Dataset records on visual material:
-- -- --

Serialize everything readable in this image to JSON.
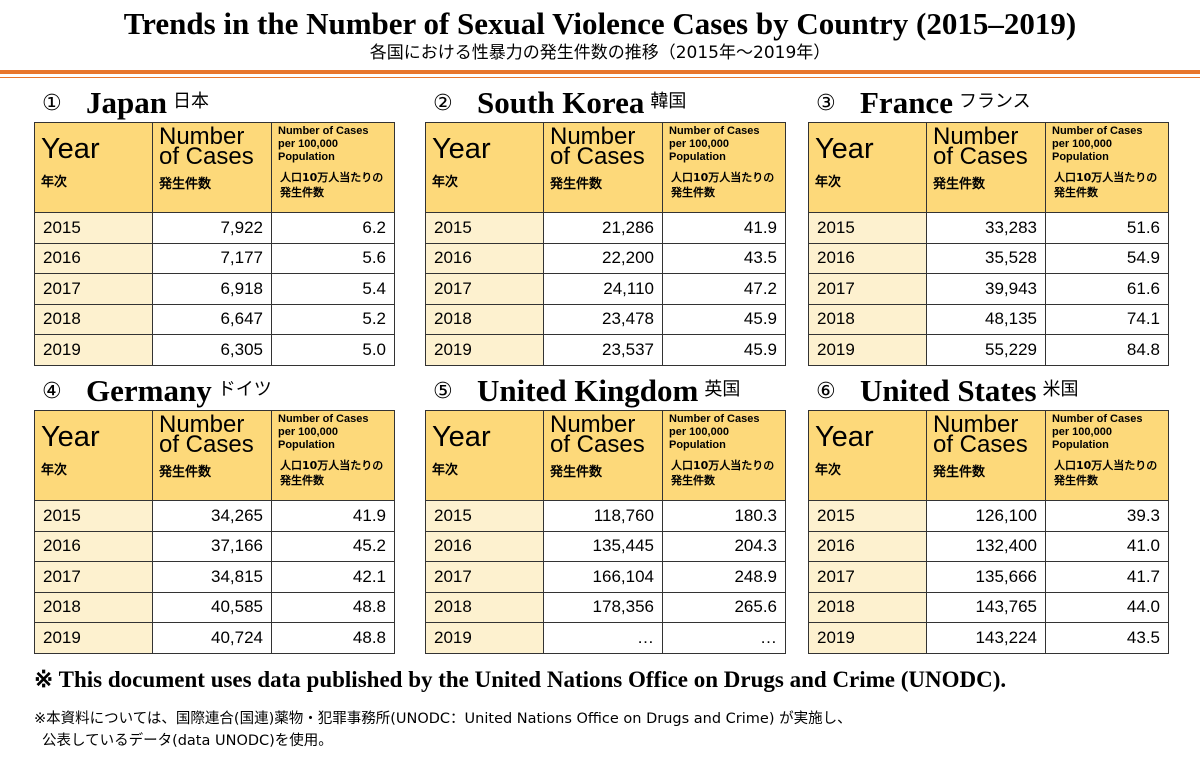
{
  "title": "Trends in the Number of Sexual Violence Cases by Country (2015–2019)",
  "subtitle": "各国における性暴力の発生件数の推移（2015年～2019年）",
  "header": {
    "year_en": "Year",
    "year_jp": "年次",
    "cases_en": "Number of Cases",
    "cases_jp": "発生件数",
    "rate_en": "Number of Cases per 100,000 Population",
    "rate_jp": "人口10万人当たりの発生件数"
  },
  "chart_data": {
    "type": "table",
    "columns": [
      "Year",
      "Number of Cases",
      "Number of Cases per 100,000 Population"
    ],
    "tables": [
      {
        "marker": "①",
        "country": "Japan",
        "country_jp": "日本",
        "rows": [
          [
            "2015",
            "7,922",
            "6.2"
          ],
          [
            "2016",
            "7,177",
            "5.6"
          ],
          [
            "2017",
            "6,918",
            "5.4"
          ],
          [
            "2018",
            "6,647",
            "5.2"
          ],
          [
            "2019",
            "6,305",
            "5.0"
          ]
        ]
      },
      {
        "marker": "②",
        "country": "South Korea",
        "country_jp": "韓国",
        "rows": [
          [
            "2015",
            "21,286",
            "41.9"
          ],
          [
            "2016",
            "22,200",
            "43.5"
          ],
          [
            "2017",
            "24,110",
            "47.2"
          ],
          [
            "2018",
            "23,478",
            "45.9"
          ],
          [
            "2019",
            "23,537",
            "45.9"
          ]
        ]
      },
      {
        "marker": "③",
        "country": "France",
        "country_jp": "フランス",
        "rows": [
          [
            "2015",
            "33,283",
            "51.6"
          ],
          [
            "2016",
            "35,528",
            "54.9"
          ],
          [
            "2017",
            "39,943",
            "61.6"
          ],
          [
            "2018",
            "48,135",
            "74.1"
          ],
          [
            "2019",
            "55,229",
            "84.8"
          ]
        ]
      },
      {
        "marker": "④",
        "country": "Germany",
        "country_jp": "ドイツ",
        "rows": [
          [
            "2015",
            "34,265",
            "41.9"
          ],
          [
            "2016",
            "37,166",
            "45.2"
          ],
          [
            "2017",
            "34,815",
            "42.1"
          ],
          [
            "2018",
            "40,585",
            "48.8"
          ],
          [
            "2019",
            "40,724",
            "48.8"
          ]
        ]
      },
      {
        "marker": "⑤",
        "country": "United Kingdom",
        "country_jp": "英国",
        "rows": [
          [
            "2015",
            "118,760",
            "180.3"
          ],
          [
            "2016",
            "135,445",
            "204.3"
          ],
          [
            "2017",
            "166,104",
            "248.9"
          ],
          [
            "2018",
            "178,356",
            "265.6"
          ],
          [
            "2019",
            "…",
            "…"
          ]
        ]
      },
      {
        "marker": "⑥",
        "country": "United States",
        "country_jp": "米国",
        "rows": [
          [
            "2015",
            "126,100",
            "39.3"
          ],
          [
            "2016",
            "132,400",
            "41.0"
          ],
          [
            "2017",
            "135,666",
            "41.7"
          ],
          [
            "2018",
            "143,765",
            "44.0"
          ],
          [
            "2019",
            "143,224",
            "43.5"
          ]
        ]
      }
    ]
  },
  "notes": {
    "en": "※ This document uses data published by the United Nations Office on Drugs and Crime (UNODC).",
    "jp_line1": "※本資料については、国際連合(国連)薬物・犯罪事務所(UNODC：United Nations Office on Drugs and Crime) が実施し、",
    "jp_line2": "公表しているデータ(data UNODC)を使用。"
  }
}
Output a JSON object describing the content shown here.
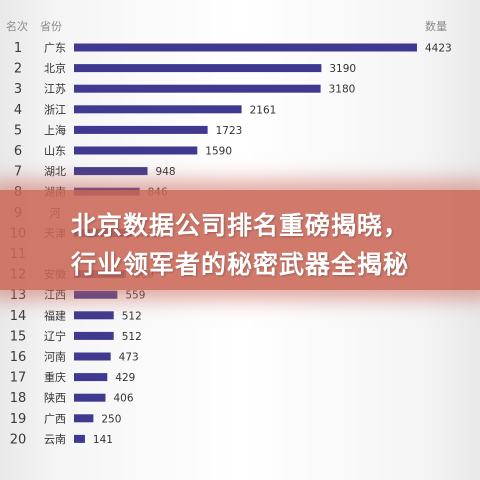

-- -- --

Problem to solve: Reproduce the material word for word, minus the images.

The solution:
Serialize everything readable in this image to JSON.
{
  "title": "Trends in the Number of Sexual Violence Cases by Country (2015–2019)",
  "subtitle": "各国における性暴力の発生件数の推移（2015年～2019年）",
  "header": {
    "year_en": "Year",
    "year_jp": "年次",
    "cases_en": "Number of Cases",
    "cases_jp": "発生件数",
    "rate_en": "Number of Cases per 100,000 Population",
    "rate_jp": "人口10万人当たりの発生件数"
  },
  "chart_data": {
    "type": "table",
    "columns": [
      "Year",
      "Number of Cases",
      "Number of Cases per 100,000 Population"
    ],
    "tables": [
      {
        "marker": "①",
        "country": "Japan",
        "country_jp": "日本",
        "rows": [
          [
            "2015",
            "7,922",
            "6.2"
          ],
          [
            "2016",
            "7,177",
            "5.6"
          ],
          [
            "2017",
            "6,918",
            "5.4"
          ],
          [
            "2018",
            "6,647",
            "5.2"
          ],
          [
            "2019",
            "6,305",
            "5.0"
          ]
        ]
      },
      {
        "marker": "②",
        "country": "South Korea",
        "country_jp": "韓国",
        "rows": [
          [
            "2015",
            "21,286",
            "41.9"
          ],
          [
            "2016",
            "22,200",
            "43.5"
          ],
          [
            "2017",
            "24,110",
            "47.2"
          ],
          [
            "2018",
            "23,478",
            "45.9"
          ],
          [
            "2019",
            "23,537",
            "45.9"
          ]
        ]
      },
      {
        "marker": "③",
        "country": "France",
        "country_jp": "フランス",
        "rows": [
          [
            "2015",
            "33,283",
            "51.6"
          ],
          [
            "2016",
            "35,528",
            "54.9"
          ],
          [
            "2017",
            "39,943",
            "61.6"
          ],
          [
            "2018",
            "48,135",
            "74.1"
          ],
          [
            "2019",
            "55,229",
            "84.8"
          ]
        ]
      },
      {
        "marker": "④",
        "country": "Germany",
        "country_jp": "ドイツ",
        "rows": [
          [
            "2015",
            "34,265",
            "41.9"
          ],
          [
            "2016",
            "37,166",
            "45.2"
          ],
          [
            "2017",
            "34,815",
            "42.1"
          ],
          [
            "2018",
            "40,585",
            "48.8"
          ],
          [
            "2019",
            "40,724",
            "48.8"
          ]
        ]
      },
      {
        "marker": "⑤",
        "country": "United Kingdom",
        "country_jp": "英国",
        "rows": [
          [
            "2015",
            "118,760",
            "180.3"
          ],
          [
            "2016",
            "135,445",
            "204.3"
          ],
          [
            "2017",
            "166,104",
            "248.9"
          ],
          [
            "2018",
            "178,356",
            "265.6"
          ],
          [
            "2019",
            "…",
            "…"
          ]
        ]
      },
      {
        "marker": "⑥",
        "country": "United States",
        "country_jp": "米国",
        "rows": [
          [
            "2015",
            "126,100",
            "39.3"
          ],
          [
            "2016",
            "132,400",
            "41.0"
          ],
          [
            "2017",
            "135,666",
            "41.7"
          ],
          [
            "2018",
            "143,765",
            "44.0"
          ],
          [
            "2019",
            "143,224",
            "43.5"
          ]
        ]
      }
    ]
  },
  "notes": {
    "en": "※ This document uses data published by the United Nations Office on Drugs and Crime (UNODC).",
    "jp_line1": "※本資料については、国際連合(国連)薬物・犯罪事務所(UNODC：United Nations Office on Drugs and Crime) が実施し、",
    "jp_line2": "公表しているデータ(data UNODC)を使用。"
  }
}
Output a JSON object describing the content shown here.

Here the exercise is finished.